YOUR OBJECTIVE: Repeat every record below exactly as written.

(A block of data)
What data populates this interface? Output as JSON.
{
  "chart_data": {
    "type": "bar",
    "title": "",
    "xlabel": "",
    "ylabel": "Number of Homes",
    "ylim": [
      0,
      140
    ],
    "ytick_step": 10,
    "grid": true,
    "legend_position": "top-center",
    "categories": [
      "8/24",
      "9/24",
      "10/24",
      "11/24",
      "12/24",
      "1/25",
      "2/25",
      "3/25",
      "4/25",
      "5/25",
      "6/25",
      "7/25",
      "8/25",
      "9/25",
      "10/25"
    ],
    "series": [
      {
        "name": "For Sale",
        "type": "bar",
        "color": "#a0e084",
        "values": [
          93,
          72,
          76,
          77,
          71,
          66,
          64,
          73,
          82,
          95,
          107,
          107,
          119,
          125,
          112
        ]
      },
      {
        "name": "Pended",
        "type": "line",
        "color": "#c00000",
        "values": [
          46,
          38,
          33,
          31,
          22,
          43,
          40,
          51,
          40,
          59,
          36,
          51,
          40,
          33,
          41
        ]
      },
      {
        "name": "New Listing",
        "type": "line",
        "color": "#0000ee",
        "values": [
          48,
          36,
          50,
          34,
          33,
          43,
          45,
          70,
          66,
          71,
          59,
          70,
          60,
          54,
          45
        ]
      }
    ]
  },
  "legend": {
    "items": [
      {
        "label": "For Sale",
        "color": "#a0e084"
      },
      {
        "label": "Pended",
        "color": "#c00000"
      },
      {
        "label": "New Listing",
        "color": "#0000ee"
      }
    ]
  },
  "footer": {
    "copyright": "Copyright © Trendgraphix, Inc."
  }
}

COMPLETE OUTPUT:
What data populates this interface? Output as JSON.
{
  "chart_data": {
    "type": "bar",
    "title": "",
    "xlabel": "",
    "ylabel": "Number of Homes",
    "ylim": [
      0,
      140
    ],
    "ytick_step": 10,
    "grid": true,
    "legend_position": "top-center",
    "categories": [
      "8/24",
      "9/24",
      "10/24",
      "11/24",
      "12/24",
      "1/25",
      "2/25",
      "3/25",
      "4/25",
      "5/25",
      "6/25",
      "7/25",
      "8/25",
      "9/25",
      "10/25"
    ],
    "series": [
      {
        "name": "For Sale",
        "type": "bar",
        "color": "#a0e084",
        "values": [
          93,
          72,
          76,
          77,
          71,
          66,
          64,
          73,
          82,
          95,
          107,
          107,
          119,
          125,
          112
        ]
      },
      {
        "name": "Pended",
        "type": "line",
        "color": "#c00000",
        "values": [
          46,
          38,
          33,
          31,
          22,
          43,
          40,
          51,
          40,
          59,
          36,
          51,
          40,
          33,
          41
        ]
      },
      {
        "name": "New Listing",
        "type": "line",
        "color": "#0000ee",
        "values": [
          48,
          36,
          50,
          34,
          33,
          43,
          45,
          70,
          66,
          71,
          59,
          70,
          60,
          54,
          45
        ]
      }
    ]
  },
  "legend": {
    "items": [
      {
        "label": "For Sale",
        "color": "#a0e084"
      },
      {
        "label": "Pended",
        "color": "#c00000"
      },
      {
        "label": "New Listing",
        "color": "#0000ee"
      }
    ]
  },
  "footer": {
    "copyright": "Copyright © Trendgraphix, Inc."
  }
}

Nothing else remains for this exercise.